WORK TO BE COMPLETED: Extract all lines containing "name".

GIVEN DATA:
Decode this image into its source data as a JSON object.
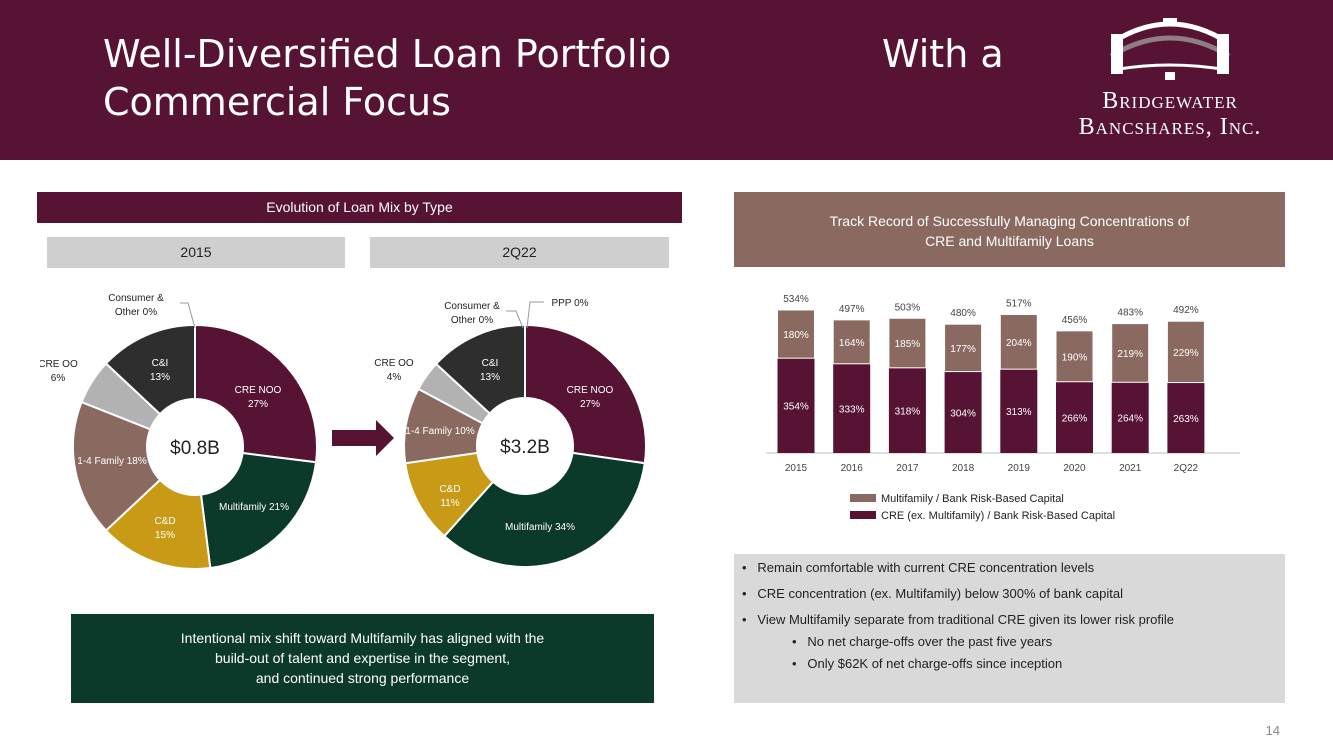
{
  "header": {
    "title_line1": "Well-Diversified Loan Portfolio",
    "title_with": "With a",
    "title_line2": "Commercial Focus",
    "logo_line1": "Bridgewater",
    "logo_line2": "Bancshares, Inc."
  },
  "left": {
    "section_title": "Evolution of Loan Mix by Type",
    "footer_line1": "Intentional mix shift toward Multifamily has aligned with the",
    "footer_line2": "build-out of talent and expertise in the segment,",
    "footer_line3": "and continued strong performance"
  },
  "right": {
    "section_title_line1": "Track Record of Successfully Managing Concentrations of",
    "section_title_line2": "CRE and Multifamily Loans",
    "bullets": [
      "Remain comfortable with current CRE concentration levels",
      "CRE concentration (ex. Multifamily) below 300% of bank capital",
      "View Multifamily separate from traditional CRE given its lower risk profile"
    ],
    "sub_bullets": [
      "No net charge-offs over the past five years",
      "Only $62K of net charge-offs since inception"
    ]
  },
  "page_number": "14",
  "colors": {
    "brand": "#561333",
    "cre_noo": "#561333",
    "multifamily": "#0b3a2b",
    "cd": "#c99a16",
    "one_four": "#8a6a60",
    "cre_oo": "#b2b2b2",
    "ci": "#2e2e2e",
    "chart_top": "#8a6a60",
    "chart_bottom": "#561333"
  },
  "chart_data": [
    {
      "type": "pie",
      "title": "2015",
      "center_label": "$0.8B",
      "slices": [
        {
          "label": "CRE NOO",
          "value": 27,
          "value_label": "27%",
          "label_style": "inside_two_line"
        },
        {
          "label": "Multifamily",
          "value": 21,
          "value_label": "21%",
          "label_style": "inside_one_line"
        },
        {
          "label": "C&D",
          "value": 15,
          "value_label": "15%",
          "label_style": "inside_two_line"
        },
        {
          "label": "1-4 Family",
          "value": 18,
          "value_label": "18%",
          "label_style": "inside_one_line"
        },
        {
          "label": "CRE OO",
          "value": 6,
          "value_label": "6%",
          "label_style": "outside"
        },
        {
          "label": "C&I",
          "value": 13,
          "value_label": "13%",
          "label_style": "inside_two_line"
        },
        {
          "label": "Consumer & Other",
          "value": 0,
          "value_label": "0%",
          "label_style": "outside"
        }
      ]
    },
    {
      "type": "pie",
      "title": "2Q22",
      "center_label": "$3.2B",
      "slices": [
        {
          "label": "CRE NOO",
          "value": 27,
          "value_label": "27%",
          "label_style": "inside_two_line"
        },
        {
          "label": "Multifamily",
          "value": 34,
          "value_label": "34%",
          "label_style": "inside_one_line"
        },
        {
          "label": "C&D",
          "value": 11,
          "value_label": "11%",
          "label_style": "inside_two_line"
        },
        {
          "label": "1-4 Family",
          "value": 10,
          "value_label": "10%",
          "label_style": "inside_one_line"
        },
        {
          "label": "CRE OO",
          "value": 4,
          "value_label": "4%",
          "label_style": "outside"
        },
        {
          "label": "C&I",
          "value": 13,
          "value_label": "13%",
          "label_style": "inside_two_line"
        },
        {
          "label": "Consumer & Other",
          "value": 0,
          "value_label": "0%",
          "label_style": "outside"
        },
        {
          "label": "PPP",
          "value": 0,
          "value_label": "0%",
          "label_style": "outside"
        }
      ]
    },
    {
      "type": "bar",
      "stacked": true,
      "categories": [
        "2015",
        "2016",
        "2017",
        "2018",
        "2019",
        "2020",
        "2021",
        "2Q22"
      ],
      "series": [
        {
          "name": "CRE (ex. Multifamily) / Bank Risk-Based Capital",
          "values": [
            354,
            333,
            318,
            304,
            313,
            266,
            264,
            263
          ],
          "labels": [
            "354%",
            "333%",
            "318%",
            "304%",
            "313%",
            "266%",
            "264%",
            "263%"
          ]
        },
        {
          "name": "Multifamily / Bank Risk-Based Capital",
          "values": [
            180,
            164,
            185,
            177,
            204,
            190,
            219,
            229
          ],
          "labels": [
            "180%",
            "164%",
            "185%",
            "177%",
            "204%",
            "190%",
            "219%",
            "229%"
          ]
        }
      ],
      "totals": [
        534,
        497,
        503,
        480,
        517,
        456,
        483,
        492
      ],
      "total_labels": [
        "534%",
        "497%",
        "503%",
        "480%",
        "517%",
        "456%",
        "483%",
        "492%"
      ],
      "legend": [
        "Multifamily / Bank Risk-Based Capital",
        "CRE (ex. Multifamily) / Bank Risk-Based Capital"
      ],
      "legend_position": "bottom",
      "ylim": [
        0,
        560
      ],
      "grid": false
    }
  ]
}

OUTPUT:
          "name": "CRE (ex. Multifamily) / Bank Risk-Based Capital",
          "name": "Multifamily / Bank Risk-Based Capital",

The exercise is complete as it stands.